What you will do -
Scan the records below for the word "people" and give only the number of lines that hold it.

Supplied material -
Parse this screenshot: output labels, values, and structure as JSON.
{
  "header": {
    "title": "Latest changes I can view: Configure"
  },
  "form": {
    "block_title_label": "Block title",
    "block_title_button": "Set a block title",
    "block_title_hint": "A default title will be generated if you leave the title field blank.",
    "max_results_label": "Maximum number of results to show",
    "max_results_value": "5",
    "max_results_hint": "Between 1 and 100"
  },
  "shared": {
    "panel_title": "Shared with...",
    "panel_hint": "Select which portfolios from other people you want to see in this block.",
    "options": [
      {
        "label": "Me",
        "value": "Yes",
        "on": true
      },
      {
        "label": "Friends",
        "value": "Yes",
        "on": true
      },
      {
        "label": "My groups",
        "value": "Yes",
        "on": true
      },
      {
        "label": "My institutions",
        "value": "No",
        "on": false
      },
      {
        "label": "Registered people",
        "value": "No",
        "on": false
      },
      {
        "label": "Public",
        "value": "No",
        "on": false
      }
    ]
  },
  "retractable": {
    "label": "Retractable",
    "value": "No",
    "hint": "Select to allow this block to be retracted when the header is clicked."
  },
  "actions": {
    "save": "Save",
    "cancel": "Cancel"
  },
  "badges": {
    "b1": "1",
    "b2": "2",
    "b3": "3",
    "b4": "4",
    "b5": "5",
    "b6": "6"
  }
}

Result below -
2